> **TASK OBJECTIVE**:
Copy out all lines where "TradingView" appears.

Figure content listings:
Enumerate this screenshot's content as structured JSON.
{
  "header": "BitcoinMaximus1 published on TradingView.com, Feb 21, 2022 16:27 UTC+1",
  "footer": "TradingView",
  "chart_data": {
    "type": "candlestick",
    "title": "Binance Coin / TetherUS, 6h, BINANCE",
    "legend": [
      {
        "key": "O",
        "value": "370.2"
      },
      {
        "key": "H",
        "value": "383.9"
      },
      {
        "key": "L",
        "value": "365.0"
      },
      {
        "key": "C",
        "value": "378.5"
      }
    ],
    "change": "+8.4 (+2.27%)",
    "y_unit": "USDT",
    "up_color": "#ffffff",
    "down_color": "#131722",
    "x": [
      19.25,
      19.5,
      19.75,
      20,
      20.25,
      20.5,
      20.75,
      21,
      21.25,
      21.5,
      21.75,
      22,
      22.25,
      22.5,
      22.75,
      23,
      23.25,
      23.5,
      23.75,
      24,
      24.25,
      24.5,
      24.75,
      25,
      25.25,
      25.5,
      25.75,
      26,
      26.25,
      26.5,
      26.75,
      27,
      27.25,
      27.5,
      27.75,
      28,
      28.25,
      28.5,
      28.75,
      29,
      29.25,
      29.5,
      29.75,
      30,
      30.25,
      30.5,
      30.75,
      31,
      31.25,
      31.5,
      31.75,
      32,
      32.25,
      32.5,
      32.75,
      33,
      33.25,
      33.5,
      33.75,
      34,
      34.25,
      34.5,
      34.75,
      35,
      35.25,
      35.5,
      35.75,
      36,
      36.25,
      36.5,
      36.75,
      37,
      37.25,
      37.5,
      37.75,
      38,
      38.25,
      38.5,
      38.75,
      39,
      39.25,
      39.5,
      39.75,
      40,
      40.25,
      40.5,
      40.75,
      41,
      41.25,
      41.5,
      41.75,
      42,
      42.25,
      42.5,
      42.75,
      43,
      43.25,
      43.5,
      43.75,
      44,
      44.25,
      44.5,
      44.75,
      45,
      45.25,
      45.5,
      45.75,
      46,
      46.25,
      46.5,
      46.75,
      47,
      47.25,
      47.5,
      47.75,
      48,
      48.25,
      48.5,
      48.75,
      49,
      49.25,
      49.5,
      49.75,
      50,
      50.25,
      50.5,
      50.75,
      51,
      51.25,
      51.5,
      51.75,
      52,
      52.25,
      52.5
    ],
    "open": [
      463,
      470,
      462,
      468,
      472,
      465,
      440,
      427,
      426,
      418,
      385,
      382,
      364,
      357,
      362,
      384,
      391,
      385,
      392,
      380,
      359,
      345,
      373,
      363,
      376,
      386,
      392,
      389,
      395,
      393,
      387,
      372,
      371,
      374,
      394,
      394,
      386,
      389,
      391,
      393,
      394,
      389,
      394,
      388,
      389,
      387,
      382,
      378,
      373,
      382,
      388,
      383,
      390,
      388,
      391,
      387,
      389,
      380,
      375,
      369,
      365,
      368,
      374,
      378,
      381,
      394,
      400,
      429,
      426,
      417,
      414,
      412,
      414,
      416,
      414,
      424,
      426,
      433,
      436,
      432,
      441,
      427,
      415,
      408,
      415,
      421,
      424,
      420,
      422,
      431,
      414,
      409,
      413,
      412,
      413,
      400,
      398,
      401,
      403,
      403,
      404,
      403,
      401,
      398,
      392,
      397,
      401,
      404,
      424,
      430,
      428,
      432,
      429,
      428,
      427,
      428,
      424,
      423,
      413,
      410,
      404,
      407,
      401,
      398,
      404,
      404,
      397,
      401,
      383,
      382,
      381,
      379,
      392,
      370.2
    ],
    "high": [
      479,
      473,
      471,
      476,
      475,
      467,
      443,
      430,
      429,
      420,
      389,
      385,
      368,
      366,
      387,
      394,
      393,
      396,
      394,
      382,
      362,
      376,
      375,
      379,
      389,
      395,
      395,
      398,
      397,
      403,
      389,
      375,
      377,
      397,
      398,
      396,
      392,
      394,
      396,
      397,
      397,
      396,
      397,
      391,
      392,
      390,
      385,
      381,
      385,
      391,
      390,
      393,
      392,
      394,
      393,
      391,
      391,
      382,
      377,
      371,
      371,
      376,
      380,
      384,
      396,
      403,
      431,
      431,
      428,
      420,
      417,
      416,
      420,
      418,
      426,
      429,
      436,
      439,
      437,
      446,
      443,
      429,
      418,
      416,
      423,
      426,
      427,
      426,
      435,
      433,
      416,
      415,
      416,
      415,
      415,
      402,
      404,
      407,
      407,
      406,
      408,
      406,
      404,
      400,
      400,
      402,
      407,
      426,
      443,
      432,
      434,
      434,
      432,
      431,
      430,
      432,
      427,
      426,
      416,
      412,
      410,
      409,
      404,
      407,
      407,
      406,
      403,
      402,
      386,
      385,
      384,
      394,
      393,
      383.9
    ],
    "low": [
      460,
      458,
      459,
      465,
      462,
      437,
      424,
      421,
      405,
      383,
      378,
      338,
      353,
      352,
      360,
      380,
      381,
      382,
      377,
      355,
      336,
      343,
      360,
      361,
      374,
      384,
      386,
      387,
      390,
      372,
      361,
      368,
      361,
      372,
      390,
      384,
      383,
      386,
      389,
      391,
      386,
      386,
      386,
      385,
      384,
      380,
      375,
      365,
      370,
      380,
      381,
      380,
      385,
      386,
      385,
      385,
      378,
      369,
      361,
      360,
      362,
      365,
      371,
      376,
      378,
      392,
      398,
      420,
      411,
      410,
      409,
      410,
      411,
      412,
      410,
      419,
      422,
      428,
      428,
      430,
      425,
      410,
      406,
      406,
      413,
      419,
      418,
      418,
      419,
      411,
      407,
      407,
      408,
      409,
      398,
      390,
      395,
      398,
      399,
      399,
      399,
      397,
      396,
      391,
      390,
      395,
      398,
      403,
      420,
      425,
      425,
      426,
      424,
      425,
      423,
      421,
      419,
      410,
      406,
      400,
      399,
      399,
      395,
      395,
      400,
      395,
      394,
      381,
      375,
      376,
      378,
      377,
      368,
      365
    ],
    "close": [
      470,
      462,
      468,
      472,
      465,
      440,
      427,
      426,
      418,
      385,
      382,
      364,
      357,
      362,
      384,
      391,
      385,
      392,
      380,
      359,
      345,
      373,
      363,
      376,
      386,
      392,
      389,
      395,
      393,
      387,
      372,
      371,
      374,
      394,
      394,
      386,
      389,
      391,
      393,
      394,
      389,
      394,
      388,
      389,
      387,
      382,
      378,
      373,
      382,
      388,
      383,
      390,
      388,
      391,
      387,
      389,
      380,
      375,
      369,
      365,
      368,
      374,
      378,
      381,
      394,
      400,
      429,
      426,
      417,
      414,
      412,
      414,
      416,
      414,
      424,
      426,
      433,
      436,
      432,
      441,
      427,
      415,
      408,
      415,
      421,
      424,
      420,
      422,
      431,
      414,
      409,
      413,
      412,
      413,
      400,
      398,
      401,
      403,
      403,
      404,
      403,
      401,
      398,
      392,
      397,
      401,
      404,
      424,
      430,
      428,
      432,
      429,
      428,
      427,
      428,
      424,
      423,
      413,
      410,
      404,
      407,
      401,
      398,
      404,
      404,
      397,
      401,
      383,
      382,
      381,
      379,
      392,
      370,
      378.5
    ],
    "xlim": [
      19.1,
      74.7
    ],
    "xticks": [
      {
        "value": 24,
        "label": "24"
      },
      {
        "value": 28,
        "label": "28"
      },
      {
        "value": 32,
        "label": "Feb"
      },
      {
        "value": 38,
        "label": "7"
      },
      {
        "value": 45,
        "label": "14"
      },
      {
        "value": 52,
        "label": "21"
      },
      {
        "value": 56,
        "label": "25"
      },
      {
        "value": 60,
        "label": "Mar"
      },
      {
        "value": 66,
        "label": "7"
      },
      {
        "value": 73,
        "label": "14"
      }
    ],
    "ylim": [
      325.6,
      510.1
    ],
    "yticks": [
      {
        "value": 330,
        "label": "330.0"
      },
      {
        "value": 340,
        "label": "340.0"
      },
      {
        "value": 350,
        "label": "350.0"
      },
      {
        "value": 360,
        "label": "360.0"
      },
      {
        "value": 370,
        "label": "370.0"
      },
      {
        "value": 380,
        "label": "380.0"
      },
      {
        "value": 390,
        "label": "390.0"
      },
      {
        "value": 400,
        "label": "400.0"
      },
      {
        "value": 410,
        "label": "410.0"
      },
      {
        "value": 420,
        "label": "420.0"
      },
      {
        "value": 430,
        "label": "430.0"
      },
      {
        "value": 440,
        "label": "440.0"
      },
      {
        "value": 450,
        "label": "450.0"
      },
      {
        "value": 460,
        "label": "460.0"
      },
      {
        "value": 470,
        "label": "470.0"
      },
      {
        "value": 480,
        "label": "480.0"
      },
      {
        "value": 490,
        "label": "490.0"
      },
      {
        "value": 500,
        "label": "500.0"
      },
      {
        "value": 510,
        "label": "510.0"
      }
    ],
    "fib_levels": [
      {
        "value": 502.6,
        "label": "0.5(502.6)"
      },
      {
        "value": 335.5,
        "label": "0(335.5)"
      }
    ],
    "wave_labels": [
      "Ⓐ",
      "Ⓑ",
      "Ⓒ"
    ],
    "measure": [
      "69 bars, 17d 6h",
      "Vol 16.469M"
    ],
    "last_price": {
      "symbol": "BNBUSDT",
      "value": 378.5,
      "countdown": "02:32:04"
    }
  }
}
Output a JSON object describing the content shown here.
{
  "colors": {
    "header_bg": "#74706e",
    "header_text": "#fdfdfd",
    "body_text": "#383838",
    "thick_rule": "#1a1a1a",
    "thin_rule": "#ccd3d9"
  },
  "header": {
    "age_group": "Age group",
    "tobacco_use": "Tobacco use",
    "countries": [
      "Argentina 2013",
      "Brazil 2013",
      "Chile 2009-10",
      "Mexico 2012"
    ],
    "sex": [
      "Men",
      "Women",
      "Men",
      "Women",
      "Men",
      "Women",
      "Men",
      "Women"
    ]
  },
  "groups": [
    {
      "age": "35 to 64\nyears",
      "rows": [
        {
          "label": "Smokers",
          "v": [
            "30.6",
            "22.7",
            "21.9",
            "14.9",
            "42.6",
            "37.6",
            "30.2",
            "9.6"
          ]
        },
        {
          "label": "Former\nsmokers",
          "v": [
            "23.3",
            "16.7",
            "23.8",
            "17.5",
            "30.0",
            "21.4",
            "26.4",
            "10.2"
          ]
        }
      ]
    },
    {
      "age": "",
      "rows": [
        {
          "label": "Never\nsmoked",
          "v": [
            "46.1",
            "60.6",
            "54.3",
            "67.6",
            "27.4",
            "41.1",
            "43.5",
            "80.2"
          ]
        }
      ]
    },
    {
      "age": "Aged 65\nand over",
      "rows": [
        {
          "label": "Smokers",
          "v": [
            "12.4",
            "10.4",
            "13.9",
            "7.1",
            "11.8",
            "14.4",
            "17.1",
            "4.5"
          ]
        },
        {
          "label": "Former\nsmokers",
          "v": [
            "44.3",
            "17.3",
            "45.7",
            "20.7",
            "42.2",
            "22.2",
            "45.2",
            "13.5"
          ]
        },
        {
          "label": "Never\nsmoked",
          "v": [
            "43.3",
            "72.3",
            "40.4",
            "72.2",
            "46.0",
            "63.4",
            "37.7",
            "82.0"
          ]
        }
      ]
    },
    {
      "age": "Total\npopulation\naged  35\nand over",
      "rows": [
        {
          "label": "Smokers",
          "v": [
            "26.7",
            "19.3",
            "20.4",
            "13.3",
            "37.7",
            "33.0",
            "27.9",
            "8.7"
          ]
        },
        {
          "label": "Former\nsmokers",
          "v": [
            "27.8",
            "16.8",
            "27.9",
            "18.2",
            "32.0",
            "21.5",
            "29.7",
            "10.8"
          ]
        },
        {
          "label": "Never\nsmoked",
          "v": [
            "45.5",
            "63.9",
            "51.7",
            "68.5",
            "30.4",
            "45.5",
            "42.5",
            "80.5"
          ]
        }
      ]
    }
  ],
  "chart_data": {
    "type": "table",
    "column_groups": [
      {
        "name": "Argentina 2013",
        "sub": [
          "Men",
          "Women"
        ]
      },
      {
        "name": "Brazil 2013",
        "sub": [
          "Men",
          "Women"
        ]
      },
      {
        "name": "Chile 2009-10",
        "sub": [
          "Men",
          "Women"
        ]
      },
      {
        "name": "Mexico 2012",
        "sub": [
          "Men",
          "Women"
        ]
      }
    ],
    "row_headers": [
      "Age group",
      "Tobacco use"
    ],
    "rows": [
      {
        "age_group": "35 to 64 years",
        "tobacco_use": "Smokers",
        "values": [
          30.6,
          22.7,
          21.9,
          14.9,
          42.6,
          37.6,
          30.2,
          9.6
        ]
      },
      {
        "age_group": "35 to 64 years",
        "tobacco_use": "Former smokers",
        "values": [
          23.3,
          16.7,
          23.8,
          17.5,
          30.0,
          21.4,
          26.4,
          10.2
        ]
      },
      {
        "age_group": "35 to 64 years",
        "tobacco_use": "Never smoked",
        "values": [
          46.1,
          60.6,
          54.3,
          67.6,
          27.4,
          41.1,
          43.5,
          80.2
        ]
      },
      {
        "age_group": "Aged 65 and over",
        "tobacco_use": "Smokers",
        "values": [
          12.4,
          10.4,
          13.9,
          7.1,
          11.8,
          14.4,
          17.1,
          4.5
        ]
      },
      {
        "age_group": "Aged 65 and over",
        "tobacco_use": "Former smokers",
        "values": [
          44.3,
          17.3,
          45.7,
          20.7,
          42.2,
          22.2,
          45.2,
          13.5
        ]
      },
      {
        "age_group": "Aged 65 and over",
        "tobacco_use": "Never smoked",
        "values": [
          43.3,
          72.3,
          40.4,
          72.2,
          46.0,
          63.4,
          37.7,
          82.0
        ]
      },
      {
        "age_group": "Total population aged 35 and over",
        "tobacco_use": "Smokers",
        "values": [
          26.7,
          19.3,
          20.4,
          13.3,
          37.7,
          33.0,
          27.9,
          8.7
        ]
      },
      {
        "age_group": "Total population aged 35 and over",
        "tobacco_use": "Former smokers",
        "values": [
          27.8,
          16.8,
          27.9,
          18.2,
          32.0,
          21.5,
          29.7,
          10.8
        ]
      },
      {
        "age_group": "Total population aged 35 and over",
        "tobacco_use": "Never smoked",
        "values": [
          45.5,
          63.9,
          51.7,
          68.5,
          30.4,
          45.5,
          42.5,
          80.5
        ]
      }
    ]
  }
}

> **EXERCISE RESPONSE**:
  "header": "BitcoinMaximus1 published on TradingView.com, Feb 21, 2022 16:27 UTC+1",
  "footer": "TradingView",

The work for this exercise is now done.